▶ Saved entries:
##############################

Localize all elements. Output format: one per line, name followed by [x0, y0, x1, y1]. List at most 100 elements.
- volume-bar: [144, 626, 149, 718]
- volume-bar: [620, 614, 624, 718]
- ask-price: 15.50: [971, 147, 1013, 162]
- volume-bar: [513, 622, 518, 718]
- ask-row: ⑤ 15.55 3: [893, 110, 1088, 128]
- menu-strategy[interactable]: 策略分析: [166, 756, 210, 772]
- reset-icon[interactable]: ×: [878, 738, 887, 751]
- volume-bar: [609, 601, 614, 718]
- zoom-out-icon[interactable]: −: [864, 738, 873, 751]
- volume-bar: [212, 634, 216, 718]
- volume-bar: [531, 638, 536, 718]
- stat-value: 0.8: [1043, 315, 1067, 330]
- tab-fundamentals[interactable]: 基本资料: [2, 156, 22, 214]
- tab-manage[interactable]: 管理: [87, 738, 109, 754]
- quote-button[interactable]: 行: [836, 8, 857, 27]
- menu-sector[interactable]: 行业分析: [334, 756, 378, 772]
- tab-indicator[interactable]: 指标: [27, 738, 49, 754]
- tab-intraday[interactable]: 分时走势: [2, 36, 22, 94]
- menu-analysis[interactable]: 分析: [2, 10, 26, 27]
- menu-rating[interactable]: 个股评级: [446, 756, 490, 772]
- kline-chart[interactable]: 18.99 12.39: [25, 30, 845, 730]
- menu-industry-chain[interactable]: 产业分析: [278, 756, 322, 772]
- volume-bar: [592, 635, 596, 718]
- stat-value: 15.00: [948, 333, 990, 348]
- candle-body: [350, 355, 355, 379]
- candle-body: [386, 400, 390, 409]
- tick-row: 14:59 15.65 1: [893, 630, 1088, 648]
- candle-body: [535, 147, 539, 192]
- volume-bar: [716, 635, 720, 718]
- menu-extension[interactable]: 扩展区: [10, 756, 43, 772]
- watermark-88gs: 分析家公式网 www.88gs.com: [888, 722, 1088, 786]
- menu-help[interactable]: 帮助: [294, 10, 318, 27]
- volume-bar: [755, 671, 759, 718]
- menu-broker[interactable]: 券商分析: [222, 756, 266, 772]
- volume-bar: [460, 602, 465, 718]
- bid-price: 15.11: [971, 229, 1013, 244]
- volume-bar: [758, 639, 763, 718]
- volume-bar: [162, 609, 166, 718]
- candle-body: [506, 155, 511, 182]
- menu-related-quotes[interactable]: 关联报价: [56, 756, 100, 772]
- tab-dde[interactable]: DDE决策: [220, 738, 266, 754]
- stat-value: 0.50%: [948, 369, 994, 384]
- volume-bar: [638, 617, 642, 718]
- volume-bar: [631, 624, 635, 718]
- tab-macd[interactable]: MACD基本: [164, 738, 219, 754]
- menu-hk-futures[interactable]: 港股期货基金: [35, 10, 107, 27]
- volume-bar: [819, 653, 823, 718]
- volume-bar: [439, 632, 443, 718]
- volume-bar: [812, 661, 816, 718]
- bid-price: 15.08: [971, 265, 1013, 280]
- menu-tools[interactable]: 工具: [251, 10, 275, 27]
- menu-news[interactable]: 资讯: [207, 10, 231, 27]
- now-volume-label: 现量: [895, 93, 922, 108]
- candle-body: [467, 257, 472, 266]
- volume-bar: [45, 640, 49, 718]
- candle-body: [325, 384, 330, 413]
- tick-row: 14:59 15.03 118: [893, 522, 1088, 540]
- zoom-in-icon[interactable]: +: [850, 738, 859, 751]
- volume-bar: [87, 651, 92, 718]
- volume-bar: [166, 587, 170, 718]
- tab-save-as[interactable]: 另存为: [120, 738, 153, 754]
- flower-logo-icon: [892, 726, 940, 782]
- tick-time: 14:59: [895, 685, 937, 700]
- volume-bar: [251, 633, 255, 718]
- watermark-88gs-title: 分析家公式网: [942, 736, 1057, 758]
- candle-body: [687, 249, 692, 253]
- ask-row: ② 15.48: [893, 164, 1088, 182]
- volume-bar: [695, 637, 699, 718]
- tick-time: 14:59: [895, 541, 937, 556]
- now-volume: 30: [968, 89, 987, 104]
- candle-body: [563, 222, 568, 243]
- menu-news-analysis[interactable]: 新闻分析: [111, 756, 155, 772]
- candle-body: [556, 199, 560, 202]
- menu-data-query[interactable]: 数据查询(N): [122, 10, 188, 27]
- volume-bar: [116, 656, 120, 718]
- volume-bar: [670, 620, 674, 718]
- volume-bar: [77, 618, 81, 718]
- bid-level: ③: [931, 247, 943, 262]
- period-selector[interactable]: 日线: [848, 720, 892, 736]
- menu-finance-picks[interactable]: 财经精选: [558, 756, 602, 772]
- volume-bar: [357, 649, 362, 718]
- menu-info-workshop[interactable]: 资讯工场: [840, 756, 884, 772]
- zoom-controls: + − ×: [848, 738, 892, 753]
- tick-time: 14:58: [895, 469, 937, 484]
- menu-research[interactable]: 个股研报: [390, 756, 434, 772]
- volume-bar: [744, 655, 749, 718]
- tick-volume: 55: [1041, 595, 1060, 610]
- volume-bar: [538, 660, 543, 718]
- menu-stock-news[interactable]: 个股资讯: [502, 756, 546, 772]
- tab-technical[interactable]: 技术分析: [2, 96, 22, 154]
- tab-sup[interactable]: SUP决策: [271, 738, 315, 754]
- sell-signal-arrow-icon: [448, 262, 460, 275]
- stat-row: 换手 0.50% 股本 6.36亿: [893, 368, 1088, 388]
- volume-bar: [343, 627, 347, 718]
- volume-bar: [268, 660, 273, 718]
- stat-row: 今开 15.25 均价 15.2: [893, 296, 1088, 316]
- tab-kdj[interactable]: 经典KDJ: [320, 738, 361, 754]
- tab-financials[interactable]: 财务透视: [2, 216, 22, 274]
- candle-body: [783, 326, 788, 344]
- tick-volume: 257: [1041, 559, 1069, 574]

##############################

▶ Task: Rename "candle-body" to "candlestick-body" in everything from the start of the saved entries down to the row containing "- volume-bar: [716, 635, 720, 718]", both ends included. Give only those rows again, with nothing else changed.

▶ Result for this exercise:
Localize all elements. Output format: one per line, name followed by [x0, y0, x1, y1]. List at most 100 elements.
- volume-bar: [144, 626, 149, 718]
- volume-bar: [620, 614, 624, 718]
- ask-price: 15.50: [971, 147, 1013, 162]
- volume-bar: [513, 622, 518, 718]
- ask-row: ⑤ 15.55 3: [893, 110, 1088, 128]
- menu-strategy[interactable]: 策略分析: [166, 756, 210, 772]
- reset-icon[interactable]: ×: [878, 738, 887, 751]
- volume-bar: [609, 601, 614, 718]
- zoom-out-icon[interactable]: −: [864, 738, 873, 751]
- volume-bar: [212, 634, 216, 718]
- volume-bar: [531, 638, 536, 718]
- stat-value: 0.8: [1043, 315, 1067, 330]
- tab-fundamentals[interactable]: 基本资料: [2, 156, 22, 214]
- tab-manage[interactable]: 管理: [87, 738, 109, 754]
- quote-button[interactable]: 行: [836, 8, 857, 27]
- menu-sector[interactable]: 行业分析: [334, 756, 378, 772]
- tab-indicator[interactable]: 指标: [27, 738, 49, 754]
- tab-intraday[interactable]: 分时走势: [2, 36, 22, 94]
- menu-analysis[interactable]: 分析: [2, 10, 26, 27]
- menu-rating[interactable]: 个股评级: [446, 756, 490, 772]
- kline-chart[interactable]: 18.99 12.39: [25, 30, 845, 730]
- menu-industry-chain[interactable]: 产业分析: [278, 756, 322, 772]
- volume-bar: [592, 635, 596, 718]
- stat-value: 15.00: [948, 333, 990, 348]
- candlestick-body: [350, 355, 355, 379]
- candlestick-body: [386, 400, 390, 409]
- tick-row: 14:59 15.65 1: [893, 630, 1088, 648]
- candlestick-body: [535, 147, 539, 192]
- volume-bar: [716, 635, 720, 718]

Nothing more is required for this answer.